#### EXERCISE DIRECTIONS
Omit any picture, and return the remaining data exactly as written.

Collected data entries:

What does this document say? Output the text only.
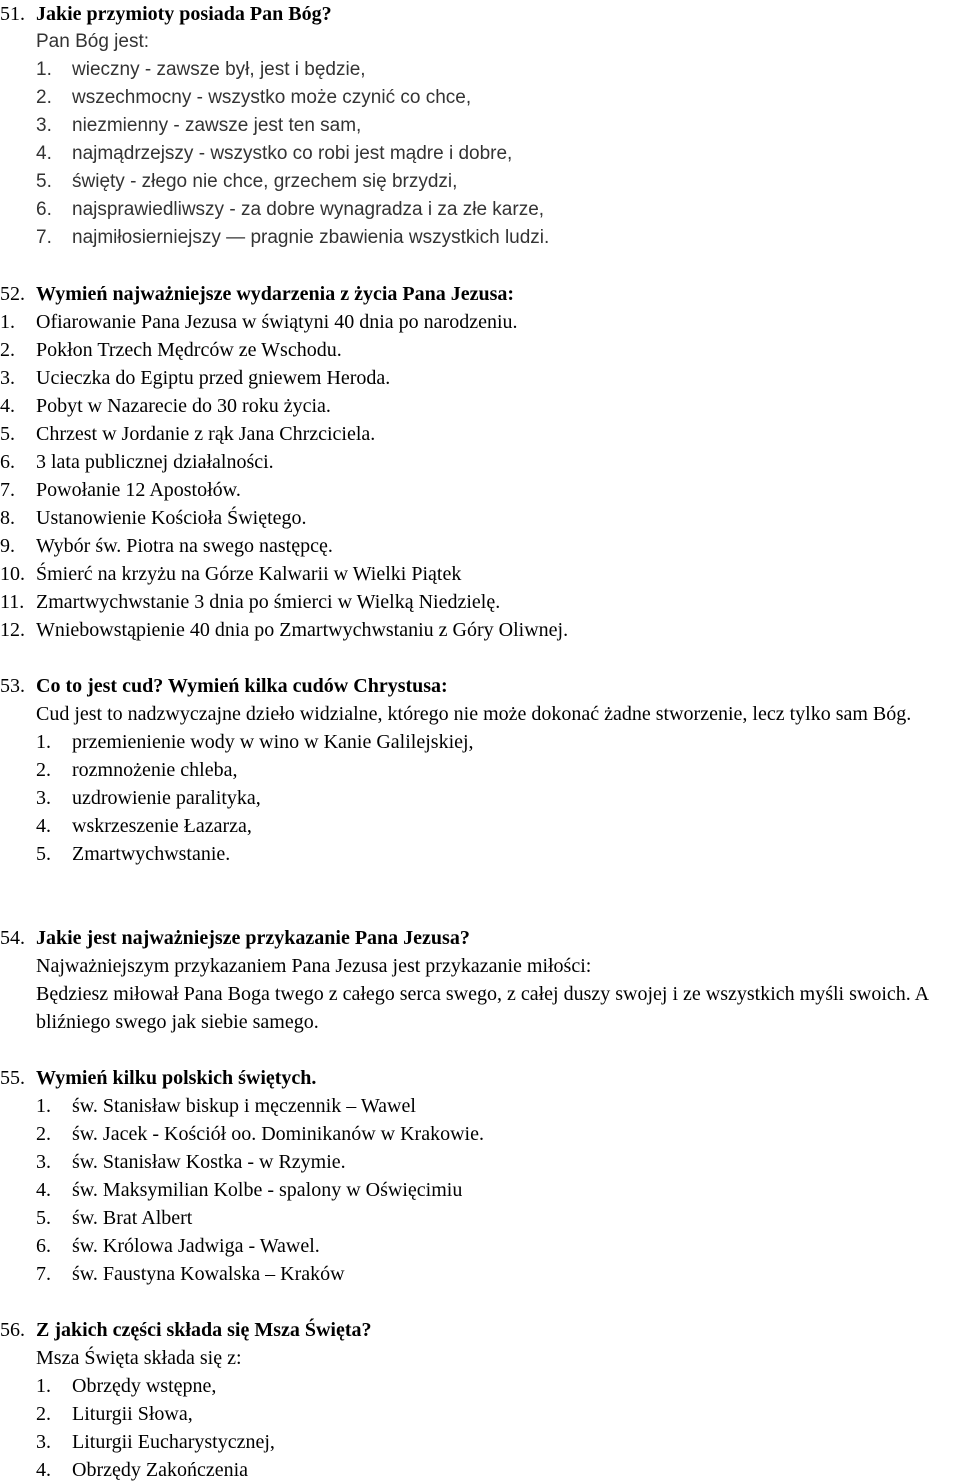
51. Jakie przymioty posiada Pan Bóg?
Pan Bóg jest:
1. wieczny - zawsze był, jest i będzie,
2. wszechmocny - wszystko może czynić co chce,
3. niezmienny - zawsze jest ten sam,
4. najmądrzejszy - wszystko co robi jest mądre i dobre,
5. święty - złego nie chce, grzechem się brzydzi,
6. najsprawiedliwszy - za dobre wynagradza i za złe karze,
7. najmiłosierniejszy — pragnie zbawienia wszystkich ludzi.
52. Wymień najważniejsze wydarzenia z życia Pana Jezusa:
1. Ofiarowanie Pana Jezusa w świątyni 40 dnia po narodzeniu.
2. Pokłon Trzech Mędrców ze Wschodu.
3. Ucieczka do Egiptu przed gniewem Heroda.
4. Pobyt w Nazarecie do 30 roku życia.
5. Chrzest w Jordanie z rąk Jana Chrzciciela.
6. 3 lata publicznej działalności.
7. Powołanie 12 Apostołów.
8. Ustanowienie Kościoła Świętego.
9. Wybór św. Piotra na swego następcę.
10. Śmierć na krzyżu na Górze Kalwarii w Wielki Piątek
11. Zmartwychwstanie 3 dnia po śmierci w Wielką Niedzielę.
12. Wniebowstąpienie 40 dnia po Zmartwychwstaniu z Góry Oliwnej.
53. Co to jest cud? Wymień kilka cudów Chrystusa:
Cud jest to nadzwyczajne dzieło widzialne, którego nie może dokonać żadne stworzenie, lecz tylko sam Bóg.
1. przemienienie wody w wino w Kanie Galilejskiej,
2. rozmnożenie chleba,
3. uzdrowienie paralityka,
4. wskrzeszenie Łazarza,
5. Zmartwychwstanie.
54. Jakie jest najważniejsze przykazanie Pana Jezusa?
Najważniejszym przykazaniem Pana Jezusa jest przykazanie miłości:
Będziesz miłował Pana Boga twego z całego serca swego, z całej duszy swojej i ze wszystkich myśli swoich. A bliźniego swego jak siebie samego.
55. Wymień kilku polskich świętych.
1. św. Stanisław biskup i męczennik – Wawel
2. św. Jacek - Kościół oo. Dominikanów w Krakowie.
3. św. Stanisław Kostka - w Rzymie.
4. św. Maksymilian Kolbe - spalony w Oświęcimiu
5. św. Brat Albert
6. św. Królowa Jadwiga - Wawel.
7. św. Faustyna Kowalska – Kraków
56. Z jakich części składa się Msza Święta?
Msza Święta składa się z:
1. Obrzędy wstępne,
2. Liturgii Słowa,
3. Liturgii Eucharystycznej,
4. Obrzędy Zakończenia
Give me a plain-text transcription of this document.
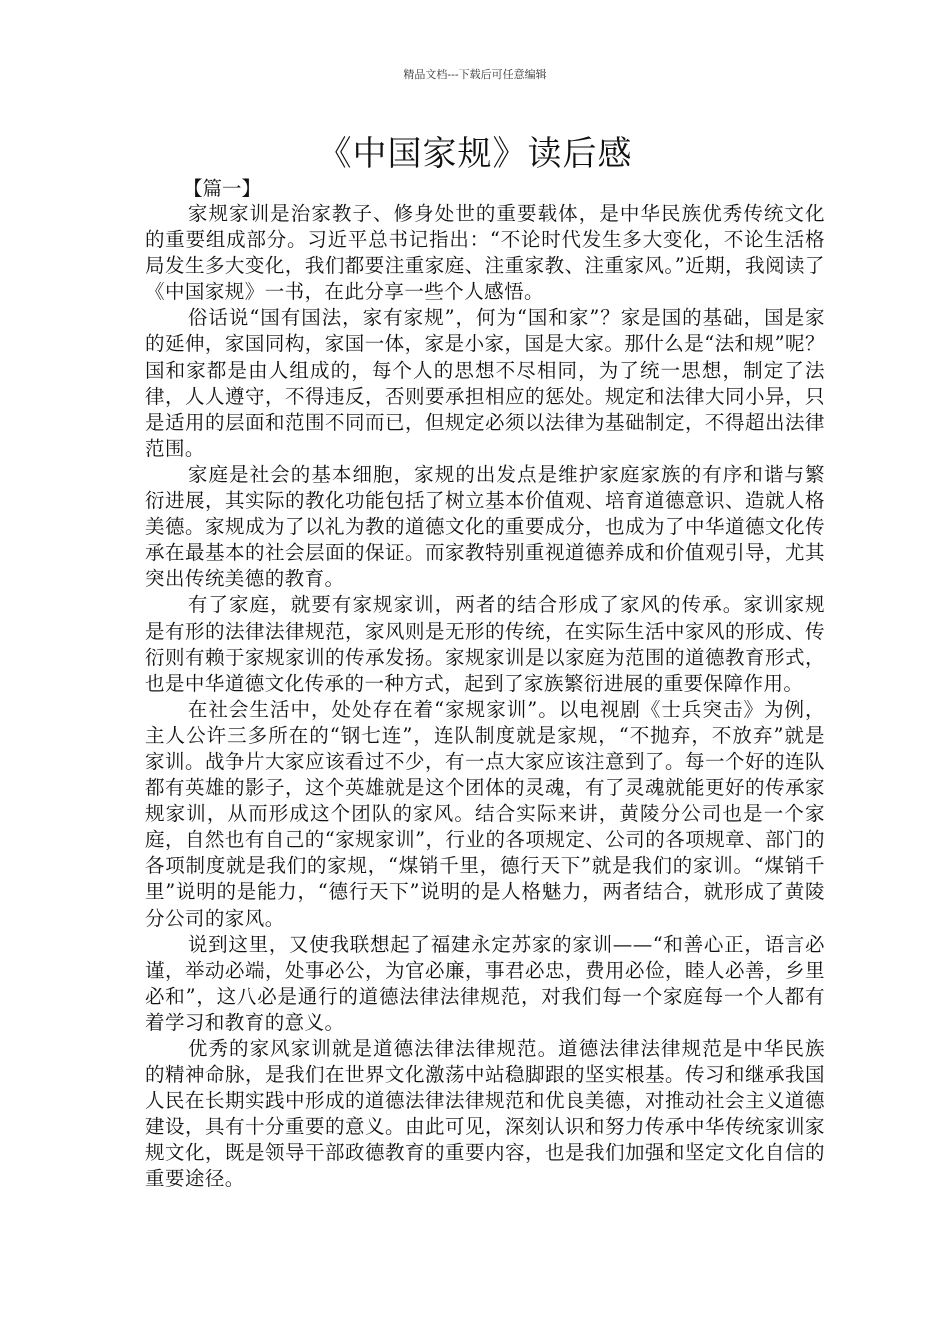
精品文档---下载后可任意编辑
《中国家规》读后感
【篇一】

家规家训是治家教子、修身处世的重要载体，是中华民族优秀传统文化的重要组成部分。习近平总书记指出：“不论时代发生多大变化，不论生活格局发生多大变化，我们都要注重家庭、注重家教、注重家风。”近期，我阅读了《中国家规》一书，在此分享一些个人感悟。

俗话说“国有国法，家有家规”，何为“国和家”？家是国的基础，国是家的延伸，家国同构，家国一体，家是小家，国是大家。那什么是“法和规”呢？国和家都是由人组成的，每个人的思想不尽相同，为了统一思想，制定了法律，人人遵守，不得违反，否则要承担相应的惩处。规定和法律大同小异，只是适用的层面和范围不同而已，但规定必须以法律为基础制定，不得超出法律范围。

家庭是社会的基本细胞，家规的出发点是维护家庭家族的有序和谐与繁衍进展，其实际的教化功能包括了树立基本价值观、培育道德意识、造就人格美德。家规成为了以礼为教的道德文化的重要成分，也成为了中华道德文化传承在最基本的社会层面的保证。而家教特别重视道德养成和价值观引导，尤其突出传统美德的教育。

有了家庭，就要有家规家训，两者的结合形成了家风的传承。家训家规是有形的法律法律规范，家风则是无形的传统，在实际生活中家风的形成、传衍则有赖于家规家训的传承发扬。家规家训是以家庭为范围的道德教育形式，也是中华道德文化传承的一种方式，起到了家族繁衍进展的重要保障作用。

在社会生活中，处处存在着“家规家训”。以电视剧《士兵突击》为例，主人公许三多所在的“钢七连”，连队制度就是家规，“不抛弃，不放弃”就是家训。战争片大家应该看过不少，有一点大家应该注意到了。每一个好的连队都有英雄的影子，这个英雄就是这个团体的灵魂，有了灵魂就能更好的传承家规家训，从而形成这个团队的家风。结合实际来讲，黄陵分公司也是一个家庭，自然也有自己的“家规家训”，行业的各项规定、公司的各项规章、部门的各项制度就是我们的家规，“煤销千里，德行天下”就是我们的家训。“煤销千里”说明的是能力，“德行天下”说明的是人格魅力，两者结合，就形成了黄陵分公司的家风。

说到这里，又使我联想起了福建永定苏家的家训——“和善心正，语言必谨，举动必端，处事必公，为官必廉，事君必忠，费用必俭，睦人必善，乡里必和”，这八必是通行的道德法律法律规范，对我们每一个家庭每一个人都有着学习和教育的意义。

优秀的家风家训就是道德法律法律规范。道德法律法律规范是中华民族的精神命脉，是我们在世界文化激荡中站稳脚跟的坚实根基。传习和继承我国人民在长期实践中形成的道德法律法律规范和优良美德，对推动社会主义道德建设，具有十分重要的意义。由此可见，深刻认识和努力传承中华传统家训家规文化，既是领导干部政德教育的重要内容，也是我们加强和坚定文化自信的重要途径。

#### FULL ANSWER
What does this document say? Output the text only.
51. Jakie przymioty posiada Pan Bóg?
Pan Bóg jest:
1. wieczny - zawsze był, jest i będzie,
2. wszechmocny - wszystko może czynić co chce,
3. niezmienny - zawsze jest ten sam,
4. najmądrzejszy - wszystko co robi jest mądre i dobre,
5. święty - złego nie chce, grzechem się brzydzi,
6. najsprawiedliwszy - za dobre wynagradza i za złe karze,
7. najmiłosierniejszy — pragnie zbawienia wszystkich ludzi.
52. Wymień najważniejsze wydarzenia z życia Pana Jezusa:
1. Ofiarowanie Pana Jezusa w świątyni 40 dnia po narodzeniu.
2. Pokłon Trzech Mędrców ze Wschodu.
3. Ucieczka do Egiptu przed gniewem Heroda.
4. Pobyt w Nazarecie do 30 roku życia.
5. Chrzest w Jordanie z rąk Jana Chrzciciela.
6. 3 lata publicznej działalności.
7. Powołanie 12 Apostołów.
8. Ustanowienie Kościoła Świętego.
9. Wybór św. Piotra na swego następcę.
10. Śmierć na krzyżu na Górze Kalwarii w Wielki Piątek
11. Zmartwychwstanie 3 dnia po śmierci w Wielką Niedzielę.
12. Wniebowstąpienie 40 dnia po Zmartwychwstaniu z Góry Oliwnej.
53. Co to jest cud? Wymień kilka cudów Chrystusa:
Cud jest to nadzwyczajne dzieło widzialne, którego nie może dokonać żadne stworzenie, lecz tylko sam Bóg.
1. przemienienie wody w wino w Kanie Galilejskiej,
2. rozmnożenie chleba,
3. uzdrowienie paralityka,
4. wskrzeszenie Łazarza,
5. Zmartwychwstanie.
54. Jakie jest najważniejsze przykazanie Pana Jezusa?
Najważniejszym przykazaniem Pana Jezusa jest przykazanie miłości:
Będziesz miłował Pana Boga twego z całego serca swego, z całej duszy swojej i ze wszystkich myśli swoich. A bliźniego swego jak siebie samego.
55. Wymień kilku polskich świętych.
1. św. Stanisław biskup i męczennik – Wawel
2. św. Jacek - Kościół oo. Dominikanów w Krakowie.
3. św. Stanisław Kostka - w Rzymie.
4. św. Maksymilian Kolbe - spalony w Oświęcimiu
5. św. Brat Albert
6. św. Królowa Jadwiga - Wawel.
7. św. Faustyna Kowalska – Kraków
56. Z jakich części składa się Msza Święta?
Msza Święta składa się z:
1. Obrzędy wstępne,
2. Liturgii Słowa,
3. Liturgii Eucharystycznej,
4. Obrzędy Zakończenia
Give me a plain-text transcription of this document.
精品文档---下载后可任意编辑
《中国家规》读后感
【篇一】

家规家训是治家教子、修身处世的重要载体，是中华民族优秀传统文化的重要组成部分。习近平总书记指出：“不论时代发生多大变化，不论生活格局发生多大变化，我们都要注重家庭、注重家教、注重家风。”近期，我阅读了《中国家规》一书，在此分享一些个人感悟。

俗话说“国有国法，家有家规”，何为“国和家”？家是国的基础，国是家的延伸，家国同构，家国一体，家是小家，国是大家。那什么是“法和规”呢？国和家都是由人组成的，每个人的思想不尽相同，为了统一思想，制定了法律，人人遵守，不得违反，否则要承担相应的惩处。规定和法律大同小异，只是适用的层面和范围不同而已，但规定必须以法律为基础制定，不得超出法律范围。

家庭是社会的基本细胞，家规的出发点是维护家庭家族的有序和谐与繁衍进展，其实际的教化功能包括了树立基本价值观、培育道德意识、造就人格美德。家规成为了以礼为教的道德文化的重要成分，也成为了中华道德文化传承在最基本的社会层面的保证。而家教特别重视道德养成和价值观引导，尤其突出传统美德的教育。

有了家庭，就要有家规家训，两者的结合形成了家风的传承。家训家规是有形的法律法律规范，家风则是无形的传统，在实际生活中家风的形成、传衍则有赖于家规家训的传承发扬。家规家训是以家庭为范围的道德教育形式，也是中华道德文化传承的一种方式，起到了家族繁衍进展的重要保障作用。

在社会生活中，处处存在着“家规家训”。以电视剧《士兵突击》为例，主人公许三多所在的“钢七连”，连队制度就是家规，“不抛弃，不放弃”就是家训。战争片大家应该看过不少，有一点大家应该注意到了。每一个好的连队都有英雄的影子，这个英雄就是这个团体的灵魂，有了灵魂就能更好的传承家规家训，从而形成这个团队的家风。结合实际来讲，黄陵分公司也是一个家庭，自然也有自己的“家规家训”，行业的各项规定、公司的各项规章、部门的各项制度就是我们的家规，“煤销千里，德行天下”就是我们的家训。“煤销千里”说明的是能力，“德行天下”说明的是人格魅力，两者结合，就形成了黄陵分公司的家风。

说到这里，又使我联想起了福建永定苏家的家训——“和善心正，语言必谨，举动必端，处事必公，为官必廉，事君必忠，费用必俭，睦人必善，乡里必和”，这八必是通行的道德法律法律规范，对我们每一个家庭每一个人都有着学习和教育的意义。

优秀的家风家训就是道德法律法律规范。道德法律法律规范是中华民族的精神命脉，是我们在世界文化激荡中站稳脚跟的坚实根基。传习和继承我国人民在长期实践中形成的道德法律法律规范和优良美德，对推动社会主义道德建设，具有十分重要的意义。由此可见，深刻认识和努力传承中华传统家训家规文化，既是领导干部政德教育的重要内容，也是我们加强和坚定文化自信的重要途径。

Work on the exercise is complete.